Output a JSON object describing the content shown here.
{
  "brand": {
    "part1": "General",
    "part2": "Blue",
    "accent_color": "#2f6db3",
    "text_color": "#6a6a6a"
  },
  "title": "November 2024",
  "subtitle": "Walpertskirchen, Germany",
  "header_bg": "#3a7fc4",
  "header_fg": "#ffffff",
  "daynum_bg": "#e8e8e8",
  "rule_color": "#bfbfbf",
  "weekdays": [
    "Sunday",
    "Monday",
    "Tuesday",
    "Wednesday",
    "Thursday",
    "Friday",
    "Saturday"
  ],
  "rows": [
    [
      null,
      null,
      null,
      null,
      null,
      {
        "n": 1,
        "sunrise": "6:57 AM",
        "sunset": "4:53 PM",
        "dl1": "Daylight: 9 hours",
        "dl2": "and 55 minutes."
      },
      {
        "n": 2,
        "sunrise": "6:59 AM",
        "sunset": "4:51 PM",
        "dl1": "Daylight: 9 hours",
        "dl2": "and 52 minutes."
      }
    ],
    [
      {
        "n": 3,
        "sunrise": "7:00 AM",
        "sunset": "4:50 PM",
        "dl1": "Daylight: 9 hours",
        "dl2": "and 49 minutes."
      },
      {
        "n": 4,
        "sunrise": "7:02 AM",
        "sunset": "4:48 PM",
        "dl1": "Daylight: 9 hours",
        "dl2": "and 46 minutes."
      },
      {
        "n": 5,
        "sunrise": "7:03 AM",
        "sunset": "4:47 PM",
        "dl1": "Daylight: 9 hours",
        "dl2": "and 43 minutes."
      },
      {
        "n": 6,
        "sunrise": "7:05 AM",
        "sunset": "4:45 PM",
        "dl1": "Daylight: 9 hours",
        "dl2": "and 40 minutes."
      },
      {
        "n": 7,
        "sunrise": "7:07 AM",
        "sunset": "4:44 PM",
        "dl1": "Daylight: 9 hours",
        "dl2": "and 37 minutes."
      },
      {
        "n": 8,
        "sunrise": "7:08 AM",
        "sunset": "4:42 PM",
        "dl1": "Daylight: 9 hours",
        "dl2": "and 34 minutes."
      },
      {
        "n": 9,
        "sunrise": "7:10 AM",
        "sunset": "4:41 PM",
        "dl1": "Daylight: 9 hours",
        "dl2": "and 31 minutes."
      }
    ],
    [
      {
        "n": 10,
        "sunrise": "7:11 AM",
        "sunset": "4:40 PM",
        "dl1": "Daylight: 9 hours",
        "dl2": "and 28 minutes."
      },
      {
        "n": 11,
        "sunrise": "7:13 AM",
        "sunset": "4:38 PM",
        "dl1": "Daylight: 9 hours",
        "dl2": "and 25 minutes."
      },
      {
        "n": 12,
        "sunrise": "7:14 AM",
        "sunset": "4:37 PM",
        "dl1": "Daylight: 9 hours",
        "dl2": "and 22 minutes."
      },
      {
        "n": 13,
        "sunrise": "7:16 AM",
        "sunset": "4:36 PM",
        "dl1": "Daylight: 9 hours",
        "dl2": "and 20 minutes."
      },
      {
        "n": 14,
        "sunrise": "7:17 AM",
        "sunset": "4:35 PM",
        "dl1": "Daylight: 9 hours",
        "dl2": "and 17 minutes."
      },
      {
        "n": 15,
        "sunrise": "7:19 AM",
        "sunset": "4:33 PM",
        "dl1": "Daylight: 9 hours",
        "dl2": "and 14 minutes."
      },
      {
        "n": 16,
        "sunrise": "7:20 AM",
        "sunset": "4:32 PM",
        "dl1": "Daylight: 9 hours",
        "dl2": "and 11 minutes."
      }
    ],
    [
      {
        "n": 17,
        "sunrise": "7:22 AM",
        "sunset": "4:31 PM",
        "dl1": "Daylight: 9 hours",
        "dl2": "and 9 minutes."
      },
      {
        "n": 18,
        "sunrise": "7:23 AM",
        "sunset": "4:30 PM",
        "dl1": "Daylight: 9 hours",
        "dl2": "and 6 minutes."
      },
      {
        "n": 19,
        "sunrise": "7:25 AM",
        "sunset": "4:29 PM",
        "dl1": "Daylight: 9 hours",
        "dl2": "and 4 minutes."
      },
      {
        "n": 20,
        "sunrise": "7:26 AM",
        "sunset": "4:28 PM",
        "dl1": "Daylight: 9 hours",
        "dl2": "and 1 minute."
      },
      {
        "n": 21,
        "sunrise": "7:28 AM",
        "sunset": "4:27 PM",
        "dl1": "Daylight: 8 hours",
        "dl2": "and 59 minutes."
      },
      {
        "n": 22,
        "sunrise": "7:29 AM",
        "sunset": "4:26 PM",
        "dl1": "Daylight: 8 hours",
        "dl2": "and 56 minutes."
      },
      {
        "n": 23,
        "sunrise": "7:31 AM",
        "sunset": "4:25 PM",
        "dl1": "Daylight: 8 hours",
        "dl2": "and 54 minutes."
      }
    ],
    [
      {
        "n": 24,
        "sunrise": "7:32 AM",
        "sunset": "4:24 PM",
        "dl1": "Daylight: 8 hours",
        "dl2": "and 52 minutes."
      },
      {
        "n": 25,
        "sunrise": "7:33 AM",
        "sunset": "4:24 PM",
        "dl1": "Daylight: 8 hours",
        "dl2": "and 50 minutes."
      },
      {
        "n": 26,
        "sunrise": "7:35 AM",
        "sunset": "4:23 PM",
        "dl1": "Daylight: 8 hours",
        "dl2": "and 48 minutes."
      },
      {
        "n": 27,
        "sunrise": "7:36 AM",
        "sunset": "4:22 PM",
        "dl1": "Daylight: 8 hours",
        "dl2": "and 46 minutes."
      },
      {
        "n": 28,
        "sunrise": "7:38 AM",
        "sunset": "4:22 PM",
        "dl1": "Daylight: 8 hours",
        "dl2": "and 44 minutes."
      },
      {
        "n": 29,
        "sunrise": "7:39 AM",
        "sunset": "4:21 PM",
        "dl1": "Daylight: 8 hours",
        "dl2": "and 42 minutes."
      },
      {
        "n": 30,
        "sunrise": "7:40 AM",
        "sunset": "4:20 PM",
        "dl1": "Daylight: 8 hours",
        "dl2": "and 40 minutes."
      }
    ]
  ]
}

----

DESCRIPTION OF THE TASK
Restate the whole of the material exactly.

COMPLETED TASK
Output a JSON object describing the content shown here.
{
  "brand": {
    "part1": "General",
    "part2": "Blue",
    "accent_color": "#2f6db3",
    "text_color": "#6a6a6a"
  },
  "title": "November 2024",
  "subtitle": "Walpertskirchen, Germany",
  "header_bg": "#3a7fc4",
  "header_fg": "#ffffff",
  "daynum_bg": "#e8e8e8",
  "rule_color": "#bfbfbf",
  "weekdays": [
    "Sunday",
    "Monday",
    "Tuesday",
    "Wednesday",
    "Thursday",
    "Friday",
    "Saturday"
  ],
  "rows": [
    [
      null,
      null,
      null,
      null,
      null,
      {
        "n": 1,
        "sunrise": "6:57 AM",
        "sunset": "4:53 PM",
        "dl1": "Daylight: 9 hours",
        "dl2": "and 55 minutes."
      },
      {
        "n": 2,
        "sunrise": "6:59 AM",
        "sunset": "4:51 PM",
        "dl1": "Daylight: 9 hours",
        "dl2": "and 52 minutes."
      }
    ],
    [
      {
        "n": 3,
        "sunrise": "7:00 AM",
        "sunset": "4:50 PM",
        "dl1": "Daylight: 9 hours",
        "dl2": "and 49 minutes."
      },
      {
        "n": 4,
        "sunrise": "7:02 AM",
        "sunset": "4:48 PM",
        "dl1": "Daylight: 9 hours",
        "dl2": "and 46 minutes."
      },
      {
        "n": 5,
        "sunrise": "7:03 AM",
        "sunset": "4:47 PM",
        "dl1": "Daylight: 9 hours",
        "dl2": "and 43 minutes."
      },
      {
        "n": 6,
        "sunrise": "7:05 AM",
        "sunset": "4:45 PM",
        "dl1": "Daylight: 9 hours",
        "dl2": "and 40 minutes."
      },
      {
        "n": 7,
        "sunrise": "7:07 AM",
        "sunset": "4:44 PM",
        "dl1": "Daylight: 9 hours",
        "dl2": "and 37 minutes."
      },
      {
        "n": 8,
        "sunrise": "7:08 AM",
        "sunset": "4:42 PM",
        "dl1": "Daylight: 9 hours",
        "dl2": "and 34 minutes."
      },
      {
        "n": 9,
        "sunrise": "7:10 AM",
        "sunset": "4:41 PM",
        "dl1": "Daylight: 9 hours",
        "dl2": "and 31 minutes."
      }
    ],
    [
      {
        "n": 10,
        "sunrise": "7:11 AM",
        "sunset": "4:40 PM",
        "dl1": "Daylight: 9 hours",
        "dl2": "and 28 minutes."
      },
      {
        "n": 11,
        "sunrise": "7:13 AM",
        "sunset": "4:38 PM",
        "dl1": "Daylight: 9 hours",
        "dl2": "and 25 minutes."
      },
      {
        "n": 12,
        "sunrise": "7:14 AM",
        "sunset": "4:37 PM",
        "dl1": "Daylight: 9 hours",
        "dl2": "and 22 minutes."
      },
      {
        "n": 13,
        "sunrise": "7:16 AM",
        "sunset": "4:36 PM",
        "dl1": "Daylight: 9 hours",
        "dl2": "and 20 minutes."
      },
      {
        "n": 14,
        "sunrise": "7:17 AM",
        "sunset": "4:35 PM",
        "dl1": "Daylight: 9 hours",
        "dl2": "and 17 minutes."
      },
      {
        "n": 15,
        "sunrise": "7:19 AM",
        "sunset": "4:33 PM",
        "dl1": "Daylight: 9 hours",
        "dl2": "and 14 minutes."
      },
      {
        "n": 16,
        "sunrise": "7:20 AM",
        "sunset": "4:32 PM",
        "dl1": "Daylight: 9 hours",
        "dl2": "and 11 minutes."
      }
    ],
    [
      {
        "n": 17,
        "sunrise": "7:22 AM",
        "sunset": "4:31 PM",
        "dl1": "Daylight: 9 hours",
        "dl2": "and 9 minutes."
      },
      {
        "n": 18,
        "sunrise": "7:23 AM",
        "sunset": "4:30 PM",
        "dl1": "Daylight: 9 hours",
        "dl2": "and 6 minutes."
      },
      {
        "n": 19,
        "sunrise": "7:25 AM",
        "sunset": "4:29 PM",
        "dl1": "Daylight: 9 hours",
        "dl2": "and 4 minutes."
      },
      {
        "n": 20,
        "sunrise": "7:26 AM",
        "sunset": "4:28 PM",
        "dl1": "Daylight: 9 hours",
        "dl2": "and 1 minute."
      },
      {
        "n": 21,
        "sunrise": "7:28 AM",
        "sunset": "4:27 PM",
        "dl1": "Daylight: 8 hours",
        "dl2": "and 59 minutes."
      },
      {
        "n": 22,
        "sunrise": "7:29 AM",
        "sunset": "4:26 PM",
        "dl1": "Daylight: 8 hours",
        "dl2": "and 56 minutes."
      },
      {
        "n": 23,
        "sunrise": "7:31 AM",
        "sunset": "4:25 PM",
        "dl1": "Daylight: 8 hours",
        "dl2": "and 54 minutes."
      }
    ],
    [
      {
        "n": 24,
        "sunrise": "7:32 AM",
        "sunset": "4:24 PM",
        "dl1": "Daylight: 8 hours",
        "dl2": "and 52 minutes."
      },
      {
        "n": 25,
        "sunrise": "7:33 AM",
        "sunset": "4:24 PM",
        "dl1": "Daylight: 8 hours",
        "dl2": "and 50 minutes."
      },
      {
        "n": 26,
        "sunrise": "7:35 AM",
        "sunset": "4:23 PM",
        "dl1": "Daylight: 8 hours",
        "dl2": "and 48 minutes."
      },
      {
        "n": 27,
        "sunrise": "7:36 AM",
        "sunset": "4:22 PM",
        "dl1": "Daylight: 8 hours",
        "dl2": "and 46 minutes."
      },
      {
        "n": 28,
        "sunrise": "7:38 AM",
        "sunset": "4:22 PM",
        "dl1": "Daylight: 8 hours",
        "dl2": "and 44 minutes."
      },
      {
        "n": 29,
        "sunrise": "7:39 AM",
        "sunset": "4:21 PM",
        "dl1": "Daylight: 8 hours",
        "dl2": "and 42 minutes."
      },
      {
        "n": 30,
        "sunrise": "7:40 AM",
        "sunset": "4:20 PM",
        "dl1": "Daylight: 8 hours",
        "dl2": "and 40 minutes."
      }
    ]
  ]
}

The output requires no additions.